→ Exercises:
A. The passage on bad luck below opens by naming the qualities that would let people perceived as unlucky stop being so. List every quality named in that sentence.
B. In the passage on bad luck below, transcribe the words starting with "If these people—perceived" and going on through "stop being unlucky.".

→ Document section:
If these people—perceived as unlucky—had the discipline, the motivation, or the character to make something happen in their lives, they’d stop being so unlucky. If an unlucky man does learn to work hard and diligently, if he learns to carry on sound social relationships, and if he has a good idea of how to mix business and social efforts, he’ll stop being unlucky.
But since he doesn’t know how to do those things, he’s unlucky. And once he’s been unlucky for a time, he gets more and more unlucky. He loses his confidence, which affects his dexterity and his ability. He becomes clumsy and unsure of himself. That, in turn, affects his confidence still more—all adversely. That poor unlucky man goes into a self-reinforcing tailspin of greater and greater incompetence, more and more clumsiness, and seemingly larger and larger doses of “unluck,” which is really just a coined word summing up all of his unsuitability for success.
It’s perfectly rational that it should begin to affect you as well. You associate with a clumsy person and you start to imitate his clumsiness, both physical and every other kind. Just as your simian nature encourages you to imitate successful people when you’re around them, your imitative qualities make you simulate the behavior of the unlucky people around you. They’re poor at their work, sloppy and unconcerned. They can’t get along with their fellow workers, so you can’t get along with your fellow workers.
In exactly the same unconscious way that you’d pick up the behavior patterns of the successful, you pick up the behavior patterns of the unsuccessful. They become second nature to you.
In turn, you start to lose confidence in your abilities. Your feelings of insecurity sap your ability to get anything done. Pretty soon, you’ve gone into that same self-reinforcing tailspin of failure as the unlucky people who were your role models. You have become … unlucky.
The sad truth: Bad luck is catching.

→ Information shown:
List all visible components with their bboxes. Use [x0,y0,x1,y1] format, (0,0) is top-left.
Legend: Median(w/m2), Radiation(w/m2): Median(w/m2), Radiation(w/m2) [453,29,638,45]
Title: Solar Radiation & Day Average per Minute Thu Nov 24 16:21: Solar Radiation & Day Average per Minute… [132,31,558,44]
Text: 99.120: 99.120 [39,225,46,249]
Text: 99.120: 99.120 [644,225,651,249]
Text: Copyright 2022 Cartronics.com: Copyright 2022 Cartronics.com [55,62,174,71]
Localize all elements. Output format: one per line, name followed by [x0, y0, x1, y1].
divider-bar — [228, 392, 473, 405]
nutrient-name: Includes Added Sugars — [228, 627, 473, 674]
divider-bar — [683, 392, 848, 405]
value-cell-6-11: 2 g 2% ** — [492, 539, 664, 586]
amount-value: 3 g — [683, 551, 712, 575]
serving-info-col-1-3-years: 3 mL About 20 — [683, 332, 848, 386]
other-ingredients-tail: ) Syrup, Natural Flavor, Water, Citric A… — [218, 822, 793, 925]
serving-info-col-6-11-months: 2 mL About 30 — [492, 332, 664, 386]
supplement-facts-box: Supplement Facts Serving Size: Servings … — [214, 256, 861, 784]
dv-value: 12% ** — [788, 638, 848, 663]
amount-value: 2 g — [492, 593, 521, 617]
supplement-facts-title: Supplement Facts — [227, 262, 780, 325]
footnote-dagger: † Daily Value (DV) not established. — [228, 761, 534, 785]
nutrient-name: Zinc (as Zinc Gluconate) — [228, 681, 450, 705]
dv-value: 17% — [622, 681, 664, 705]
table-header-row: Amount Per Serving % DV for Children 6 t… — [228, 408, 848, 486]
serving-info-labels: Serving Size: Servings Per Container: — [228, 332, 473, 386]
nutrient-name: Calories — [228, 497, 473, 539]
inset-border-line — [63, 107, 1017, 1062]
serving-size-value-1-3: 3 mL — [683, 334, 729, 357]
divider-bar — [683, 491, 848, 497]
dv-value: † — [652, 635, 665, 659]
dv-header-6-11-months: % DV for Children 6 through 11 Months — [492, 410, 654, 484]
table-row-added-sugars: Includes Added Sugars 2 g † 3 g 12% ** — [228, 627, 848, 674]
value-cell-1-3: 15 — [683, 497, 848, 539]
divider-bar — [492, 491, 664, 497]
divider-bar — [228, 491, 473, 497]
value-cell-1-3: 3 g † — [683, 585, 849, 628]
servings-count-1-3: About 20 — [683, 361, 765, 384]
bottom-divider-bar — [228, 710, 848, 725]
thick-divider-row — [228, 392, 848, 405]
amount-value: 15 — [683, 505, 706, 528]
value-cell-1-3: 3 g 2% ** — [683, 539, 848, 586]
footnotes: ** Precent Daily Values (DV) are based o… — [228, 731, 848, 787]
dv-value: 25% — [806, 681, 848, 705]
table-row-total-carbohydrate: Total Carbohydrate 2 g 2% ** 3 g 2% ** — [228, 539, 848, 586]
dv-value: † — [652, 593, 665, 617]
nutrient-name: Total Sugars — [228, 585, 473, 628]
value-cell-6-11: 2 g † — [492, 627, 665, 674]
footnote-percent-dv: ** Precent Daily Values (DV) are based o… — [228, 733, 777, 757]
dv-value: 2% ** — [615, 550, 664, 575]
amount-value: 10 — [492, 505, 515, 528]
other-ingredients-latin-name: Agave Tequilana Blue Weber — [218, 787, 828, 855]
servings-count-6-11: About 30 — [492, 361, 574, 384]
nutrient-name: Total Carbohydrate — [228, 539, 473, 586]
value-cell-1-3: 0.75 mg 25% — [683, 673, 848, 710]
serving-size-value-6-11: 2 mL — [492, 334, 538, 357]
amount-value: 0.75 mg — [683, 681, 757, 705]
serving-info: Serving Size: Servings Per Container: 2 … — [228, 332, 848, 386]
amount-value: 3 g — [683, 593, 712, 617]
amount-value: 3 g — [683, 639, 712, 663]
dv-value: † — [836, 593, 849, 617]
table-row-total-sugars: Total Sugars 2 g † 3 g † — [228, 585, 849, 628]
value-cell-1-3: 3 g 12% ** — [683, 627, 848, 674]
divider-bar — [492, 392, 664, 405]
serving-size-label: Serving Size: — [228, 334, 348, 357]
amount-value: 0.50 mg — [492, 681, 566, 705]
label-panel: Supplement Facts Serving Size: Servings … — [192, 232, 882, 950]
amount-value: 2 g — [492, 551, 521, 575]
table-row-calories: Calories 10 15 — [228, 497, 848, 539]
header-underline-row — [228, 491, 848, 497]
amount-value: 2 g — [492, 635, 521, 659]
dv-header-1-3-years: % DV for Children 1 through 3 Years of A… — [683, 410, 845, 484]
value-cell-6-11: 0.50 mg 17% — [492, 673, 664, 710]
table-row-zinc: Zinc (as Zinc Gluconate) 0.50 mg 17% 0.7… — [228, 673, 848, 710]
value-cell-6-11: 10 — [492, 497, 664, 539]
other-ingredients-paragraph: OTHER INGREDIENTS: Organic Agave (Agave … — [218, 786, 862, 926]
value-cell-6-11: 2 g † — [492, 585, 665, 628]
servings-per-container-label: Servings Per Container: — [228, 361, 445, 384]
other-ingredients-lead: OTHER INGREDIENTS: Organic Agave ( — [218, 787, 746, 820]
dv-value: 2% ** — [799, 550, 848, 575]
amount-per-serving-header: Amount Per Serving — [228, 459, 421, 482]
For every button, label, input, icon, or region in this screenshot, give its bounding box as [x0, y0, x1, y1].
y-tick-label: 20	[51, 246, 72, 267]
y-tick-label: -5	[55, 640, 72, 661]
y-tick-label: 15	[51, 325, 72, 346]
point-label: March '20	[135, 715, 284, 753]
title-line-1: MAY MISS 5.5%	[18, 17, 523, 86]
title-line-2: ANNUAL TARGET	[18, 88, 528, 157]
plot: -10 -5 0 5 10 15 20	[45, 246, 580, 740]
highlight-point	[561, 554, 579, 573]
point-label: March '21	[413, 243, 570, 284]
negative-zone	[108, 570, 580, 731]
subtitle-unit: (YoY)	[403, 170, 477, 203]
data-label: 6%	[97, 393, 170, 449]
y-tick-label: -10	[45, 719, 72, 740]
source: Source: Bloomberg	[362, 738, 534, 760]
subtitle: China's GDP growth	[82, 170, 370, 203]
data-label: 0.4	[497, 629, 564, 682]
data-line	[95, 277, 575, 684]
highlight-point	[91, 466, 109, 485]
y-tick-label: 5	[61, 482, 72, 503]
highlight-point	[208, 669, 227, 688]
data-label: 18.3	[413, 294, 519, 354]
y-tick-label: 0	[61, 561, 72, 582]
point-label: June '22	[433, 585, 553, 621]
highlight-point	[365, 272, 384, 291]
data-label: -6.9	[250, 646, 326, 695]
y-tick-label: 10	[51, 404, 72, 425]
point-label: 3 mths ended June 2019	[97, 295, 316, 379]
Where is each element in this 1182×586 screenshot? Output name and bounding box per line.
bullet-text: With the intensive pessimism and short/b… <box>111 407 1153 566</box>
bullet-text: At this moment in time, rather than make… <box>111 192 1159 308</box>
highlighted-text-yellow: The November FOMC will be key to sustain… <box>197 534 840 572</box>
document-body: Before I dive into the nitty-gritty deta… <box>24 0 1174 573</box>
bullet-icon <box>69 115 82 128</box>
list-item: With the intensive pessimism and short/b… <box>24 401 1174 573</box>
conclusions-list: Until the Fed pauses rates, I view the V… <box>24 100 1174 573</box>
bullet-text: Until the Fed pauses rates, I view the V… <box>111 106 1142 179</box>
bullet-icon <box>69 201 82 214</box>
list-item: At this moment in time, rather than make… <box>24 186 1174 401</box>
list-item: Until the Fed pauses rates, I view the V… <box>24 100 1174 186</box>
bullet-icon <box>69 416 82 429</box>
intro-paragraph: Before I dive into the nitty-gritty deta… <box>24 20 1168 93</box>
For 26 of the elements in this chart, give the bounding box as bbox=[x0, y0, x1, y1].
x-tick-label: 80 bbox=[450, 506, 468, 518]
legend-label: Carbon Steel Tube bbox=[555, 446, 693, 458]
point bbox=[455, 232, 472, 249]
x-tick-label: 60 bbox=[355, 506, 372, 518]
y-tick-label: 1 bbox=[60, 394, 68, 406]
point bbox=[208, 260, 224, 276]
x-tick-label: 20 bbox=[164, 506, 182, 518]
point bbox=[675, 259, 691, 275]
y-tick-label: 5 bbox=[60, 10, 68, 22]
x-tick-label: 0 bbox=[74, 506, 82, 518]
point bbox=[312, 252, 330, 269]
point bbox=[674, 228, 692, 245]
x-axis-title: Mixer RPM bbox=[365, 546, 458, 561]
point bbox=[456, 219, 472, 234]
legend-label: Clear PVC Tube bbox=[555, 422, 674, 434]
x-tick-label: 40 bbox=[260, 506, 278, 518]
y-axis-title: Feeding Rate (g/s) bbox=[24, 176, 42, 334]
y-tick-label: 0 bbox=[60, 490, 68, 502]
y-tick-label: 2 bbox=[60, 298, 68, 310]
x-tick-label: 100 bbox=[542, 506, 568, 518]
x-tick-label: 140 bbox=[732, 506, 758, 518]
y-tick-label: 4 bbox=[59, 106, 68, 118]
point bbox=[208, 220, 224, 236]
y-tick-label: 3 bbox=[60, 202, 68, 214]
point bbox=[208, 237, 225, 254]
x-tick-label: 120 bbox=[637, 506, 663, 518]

→ Written responses:
A.
- discipline
- motivation
- character

B.
If these people—perceived as unlucky—had the discipline, the motivation, or the character to make something happen in their lives, they’d stop being so unlucky. If an unlucky man does learn to work hard and diligently, if he learns to carry on sound social relationships, and if he has a good idea of how to mix business and social efforts, he’ll stop being unlucky.